*WHAT YOU NEED TO DO:* Reproduce the data that follows in its entirety, character for character.

*RECORDS FOR THIS EXERCISE:*
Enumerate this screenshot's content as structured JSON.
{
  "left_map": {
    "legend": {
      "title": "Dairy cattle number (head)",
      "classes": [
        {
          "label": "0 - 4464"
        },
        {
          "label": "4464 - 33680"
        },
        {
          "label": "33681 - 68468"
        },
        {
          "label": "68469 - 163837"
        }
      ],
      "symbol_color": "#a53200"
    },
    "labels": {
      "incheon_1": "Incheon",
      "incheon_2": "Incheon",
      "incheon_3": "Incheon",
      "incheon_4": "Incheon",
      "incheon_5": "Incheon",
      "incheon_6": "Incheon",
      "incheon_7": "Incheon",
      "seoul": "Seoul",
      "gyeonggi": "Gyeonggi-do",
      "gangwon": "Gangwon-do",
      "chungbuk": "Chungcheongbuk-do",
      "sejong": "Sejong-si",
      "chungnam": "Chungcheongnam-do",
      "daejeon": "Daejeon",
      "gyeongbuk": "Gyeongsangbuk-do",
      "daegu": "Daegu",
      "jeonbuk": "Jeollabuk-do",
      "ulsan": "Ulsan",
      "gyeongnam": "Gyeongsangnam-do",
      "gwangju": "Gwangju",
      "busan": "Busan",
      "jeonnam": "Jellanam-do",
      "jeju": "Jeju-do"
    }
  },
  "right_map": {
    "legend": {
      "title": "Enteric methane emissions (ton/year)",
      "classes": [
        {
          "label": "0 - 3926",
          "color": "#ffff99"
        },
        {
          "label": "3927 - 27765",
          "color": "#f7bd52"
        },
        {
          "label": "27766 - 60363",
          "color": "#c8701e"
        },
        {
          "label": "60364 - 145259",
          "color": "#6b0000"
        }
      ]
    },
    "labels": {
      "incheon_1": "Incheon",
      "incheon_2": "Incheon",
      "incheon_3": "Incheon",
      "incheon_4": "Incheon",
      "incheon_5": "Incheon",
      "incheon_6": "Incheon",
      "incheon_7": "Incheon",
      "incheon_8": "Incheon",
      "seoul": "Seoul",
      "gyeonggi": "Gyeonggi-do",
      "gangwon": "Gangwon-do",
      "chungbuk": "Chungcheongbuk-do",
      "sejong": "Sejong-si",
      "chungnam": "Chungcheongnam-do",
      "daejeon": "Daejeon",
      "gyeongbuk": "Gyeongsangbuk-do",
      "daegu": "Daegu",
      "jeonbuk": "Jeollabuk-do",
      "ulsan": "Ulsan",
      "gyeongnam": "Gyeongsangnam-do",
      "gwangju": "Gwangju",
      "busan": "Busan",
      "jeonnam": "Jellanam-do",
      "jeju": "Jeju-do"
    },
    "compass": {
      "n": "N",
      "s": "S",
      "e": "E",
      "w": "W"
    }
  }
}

*FULL SOLUTION:*
Enumerate this screenshot's content as structured JSON.
{
  "left_map": {
    "legend": {
      "title": "Dairy cattle number (head)",
      "classes": [
        {
          "label": "0 - 4464"
        },
        {
          "label": "4464 - 33680"
        },
        {
          "label": "33681 - 68468"
        },
        {
          "label": "68469 - 163837"
        }
      ],
      "symbol_color": "#a53200"
    },
    "labels": {
      "incheon_1": "Incheon",
      "incheon_2": "Incheon",
      "incheon_3": "Incheon",
      "incheon_4": "Incheon",
      "incheon_5": "Incheon",
      "incheon_6": "Incheon",
      "incheon_7": "Incheon",
      "seoul": "Seoul",
      "gyeonggi": "Gyeonggi-do",
      "gangwon": "Gangwon-do",
      "chungbuk": "Chungcheongbuk-do",
      "sejong": "Sejong-si",
      "chungnam": "Chungcheongnam-do",
      "daejeon": "Daejeon",
      "gyeongbuk": "Gyeongsangbuk-do",
      "daegu": "Daegu",
      "jeonbuk": "Jeollabuk-do",
      "ulsan": "Ulsan",
      "gyeongnam": "Gyeongsangnam-do",
      "gwangju": "Gwangju",
      "busan": "Busan",
      "jeonnam": "Jellanam-do",
      "jeju": "Jeju-do"
    }
  },
  "right_map": {
    "legend": {
      "title": "Enteric methane emissions (ton/year)",
      "classes": [
        {
          "label": "0 - 3926",
          "color": "#ffff99"
        },
        {
          "label": "3927 - 27765",
          "color": "#f7bd52"
        },
        {
          "label": "27766 - 60363",
          "color": "#c8701e"
        },
        {
          "label": "60364 - 145259",
          "color": "#6b0000"
        }
      ]
    },
    "labels": {
      "incheon_1": "Incheon",
      "incheon_2": "Incheon",
      "incheon_3": "Incheon",
      "incheon_4": "Incheon",
      "incheon_5": "Incheon",
      "incheon_6": "Incheon",
      "incheon_7": "Incheon",
      "incheon_8": "Incheon",
      "seoul": "Seoul",
      "gyeonggi": "Gyeonggi-do",
      "gangwon": "Gangwon-do",
      "chungbuk": "Chungcheongbuk-do",
      "sejong": "Sejong-si",
      "chungnam": "Chungcheongnam-do",
      "daejeon": "Daejeon",
      "gyeongbuk": "Gyeongsangbuk-do",
      "daegu": "Daegu",
      "jeonbuk": "Jeollabuk-do",
      "ulsan": "Ulsan",
      "gyeongnam": "Gyeongsangnam-do",
      "gwangju": "Gwangju",
      "busan": "Busan",
      "jeonnam": "Jellanam-do",
      "jeju": "Jeju-do"
    },
    "compass": {
      "n": "N",
      "s": "S",
      "e": "E",
      "w": "W"
    }
  }
}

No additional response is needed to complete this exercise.